Data for this task ▸
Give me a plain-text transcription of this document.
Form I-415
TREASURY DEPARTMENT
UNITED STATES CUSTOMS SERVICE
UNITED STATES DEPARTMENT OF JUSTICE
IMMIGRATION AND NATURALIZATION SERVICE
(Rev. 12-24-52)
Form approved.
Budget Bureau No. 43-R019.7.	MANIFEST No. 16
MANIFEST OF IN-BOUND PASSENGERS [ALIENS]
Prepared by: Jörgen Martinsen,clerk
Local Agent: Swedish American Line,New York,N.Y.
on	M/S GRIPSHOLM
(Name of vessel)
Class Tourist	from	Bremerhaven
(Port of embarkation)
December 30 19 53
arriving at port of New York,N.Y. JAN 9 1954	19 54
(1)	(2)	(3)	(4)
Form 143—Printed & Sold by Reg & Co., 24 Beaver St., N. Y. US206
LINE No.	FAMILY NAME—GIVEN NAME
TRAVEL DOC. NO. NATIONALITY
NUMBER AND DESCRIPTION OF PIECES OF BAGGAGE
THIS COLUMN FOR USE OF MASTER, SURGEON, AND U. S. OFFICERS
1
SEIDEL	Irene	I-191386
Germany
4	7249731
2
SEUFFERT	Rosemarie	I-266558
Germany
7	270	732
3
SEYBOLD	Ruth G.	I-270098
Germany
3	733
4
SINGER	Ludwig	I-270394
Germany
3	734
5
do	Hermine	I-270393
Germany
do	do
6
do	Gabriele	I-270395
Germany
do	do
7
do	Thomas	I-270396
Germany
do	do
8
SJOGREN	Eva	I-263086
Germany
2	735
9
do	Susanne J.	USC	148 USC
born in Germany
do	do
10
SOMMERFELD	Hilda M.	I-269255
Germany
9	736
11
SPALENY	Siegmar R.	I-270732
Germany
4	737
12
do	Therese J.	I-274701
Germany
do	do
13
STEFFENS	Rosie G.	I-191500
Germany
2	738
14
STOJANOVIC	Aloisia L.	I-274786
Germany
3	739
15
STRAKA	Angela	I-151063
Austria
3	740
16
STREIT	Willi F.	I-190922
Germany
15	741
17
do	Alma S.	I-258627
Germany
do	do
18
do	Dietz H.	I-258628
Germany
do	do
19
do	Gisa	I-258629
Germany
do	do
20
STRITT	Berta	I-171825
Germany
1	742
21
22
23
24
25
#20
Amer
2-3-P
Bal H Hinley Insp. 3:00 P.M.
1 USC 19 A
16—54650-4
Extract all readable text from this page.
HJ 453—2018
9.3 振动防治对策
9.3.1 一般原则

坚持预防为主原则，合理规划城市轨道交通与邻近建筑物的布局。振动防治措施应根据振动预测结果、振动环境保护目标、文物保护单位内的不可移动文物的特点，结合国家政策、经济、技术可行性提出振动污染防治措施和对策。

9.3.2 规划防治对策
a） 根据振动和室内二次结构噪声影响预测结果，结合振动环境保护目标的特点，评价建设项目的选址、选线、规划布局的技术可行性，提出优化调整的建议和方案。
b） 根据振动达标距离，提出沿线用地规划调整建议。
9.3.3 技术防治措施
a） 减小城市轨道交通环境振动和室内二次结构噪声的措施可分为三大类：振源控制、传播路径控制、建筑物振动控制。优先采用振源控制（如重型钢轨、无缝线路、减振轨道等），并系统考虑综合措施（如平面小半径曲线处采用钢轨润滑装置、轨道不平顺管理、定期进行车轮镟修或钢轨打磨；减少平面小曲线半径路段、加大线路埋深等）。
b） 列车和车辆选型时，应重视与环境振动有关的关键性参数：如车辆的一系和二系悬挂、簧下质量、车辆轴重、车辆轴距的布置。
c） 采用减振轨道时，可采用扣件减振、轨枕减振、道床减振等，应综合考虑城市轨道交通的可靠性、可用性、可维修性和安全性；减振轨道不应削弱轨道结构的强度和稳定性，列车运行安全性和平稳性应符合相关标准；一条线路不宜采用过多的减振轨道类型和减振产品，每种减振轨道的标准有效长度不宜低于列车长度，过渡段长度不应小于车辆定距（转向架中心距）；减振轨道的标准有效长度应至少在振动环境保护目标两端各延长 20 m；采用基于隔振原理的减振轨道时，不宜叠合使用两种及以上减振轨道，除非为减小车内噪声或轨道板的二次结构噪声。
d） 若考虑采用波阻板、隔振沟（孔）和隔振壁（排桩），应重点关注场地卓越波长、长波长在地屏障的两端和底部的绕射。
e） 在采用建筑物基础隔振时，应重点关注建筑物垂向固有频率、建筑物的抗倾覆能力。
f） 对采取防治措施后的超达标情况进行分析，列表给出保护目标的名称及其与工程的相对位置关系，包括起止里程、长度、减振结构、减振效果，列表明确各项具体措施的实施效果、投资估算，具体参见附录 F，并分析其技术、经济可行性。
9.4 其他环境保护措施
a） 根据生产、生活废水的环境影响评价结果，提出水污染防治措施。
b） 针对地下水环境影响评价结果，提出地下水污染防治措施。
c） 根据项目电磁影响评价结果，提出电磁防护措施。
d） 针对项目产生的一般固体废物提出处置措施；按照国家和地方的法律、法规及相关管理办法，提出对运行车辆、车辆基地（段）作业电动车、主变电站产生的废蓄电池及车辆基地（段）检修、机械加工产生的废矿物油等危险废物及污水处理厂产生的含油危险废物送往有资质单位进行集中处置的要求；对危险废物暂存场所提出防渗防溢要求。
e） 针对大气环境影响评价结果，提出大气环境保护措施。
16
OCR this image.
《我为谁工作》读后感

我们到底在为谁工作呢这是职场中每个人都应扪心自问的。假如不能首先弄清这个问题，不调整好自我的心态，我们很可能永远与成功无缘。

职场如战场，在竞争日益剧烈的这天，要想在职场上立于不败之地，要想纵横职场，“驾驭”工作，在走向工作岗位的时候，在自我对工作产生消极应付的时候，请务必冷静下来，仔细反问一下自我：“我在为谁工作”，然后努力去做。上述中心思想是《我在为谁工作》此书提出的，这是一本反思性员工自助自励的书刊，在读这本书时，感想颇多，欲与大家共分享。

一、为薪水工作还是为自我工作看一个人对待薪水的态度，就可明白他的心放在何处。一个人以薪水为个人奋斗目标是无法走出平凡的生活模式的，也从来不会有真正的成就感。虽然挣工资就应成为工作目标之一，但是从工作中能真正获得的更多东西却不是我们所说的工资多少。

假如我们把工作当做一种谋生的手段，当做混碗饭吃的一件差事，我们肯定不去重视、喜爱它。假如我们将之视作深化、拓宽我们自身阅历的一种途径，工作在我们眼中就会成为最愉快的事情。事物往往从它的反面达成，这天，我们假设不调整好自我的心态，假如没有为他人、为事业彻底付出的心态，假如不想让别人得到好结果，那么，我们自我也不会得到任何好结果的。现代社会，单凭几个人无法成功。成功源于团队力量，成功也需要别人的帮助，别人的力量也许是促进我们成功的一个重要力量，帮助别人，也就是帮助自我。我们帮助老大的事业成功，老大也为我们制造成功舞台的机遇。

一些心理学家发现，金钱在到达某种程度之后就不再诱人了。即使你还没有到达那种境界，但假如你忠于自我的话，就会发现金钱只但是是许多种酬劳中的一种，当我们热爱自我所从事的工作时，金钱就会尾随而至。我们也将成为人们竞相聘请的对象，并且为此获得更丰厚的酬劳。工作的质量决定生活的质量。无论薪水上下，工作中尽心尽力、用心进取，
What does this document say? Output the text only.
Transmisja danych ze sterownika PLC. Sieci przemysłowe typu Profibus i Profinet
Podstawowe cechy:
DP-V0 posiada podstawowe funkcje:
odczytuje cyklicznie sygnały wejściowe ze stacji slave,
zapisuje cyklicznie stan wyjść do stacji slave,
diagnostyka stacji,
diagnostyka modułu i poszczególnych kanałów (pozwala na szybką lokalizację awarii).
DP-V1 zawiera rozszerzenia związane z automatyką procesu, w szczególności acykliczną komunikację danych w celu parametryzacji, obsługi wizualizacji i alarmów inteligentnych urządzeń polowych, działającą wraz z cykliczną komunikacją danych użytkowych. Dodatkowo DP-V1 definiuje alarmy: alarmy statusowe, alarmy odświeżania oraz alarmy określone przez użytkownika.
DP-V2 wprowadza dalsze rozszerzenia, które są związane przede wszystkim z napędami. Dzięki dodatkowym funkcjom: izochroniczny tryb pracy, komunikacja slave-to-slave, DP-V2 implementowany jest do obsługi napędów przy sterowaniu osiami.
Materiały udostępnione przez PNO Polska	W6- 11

Instructions to follow ▸ Where a line of the records above holds the word "text", copy that line.

Expected answer ▸
Give me a plain-text transcription of this document.
Extract all readable text from this page.
What does this document say? Output the text only.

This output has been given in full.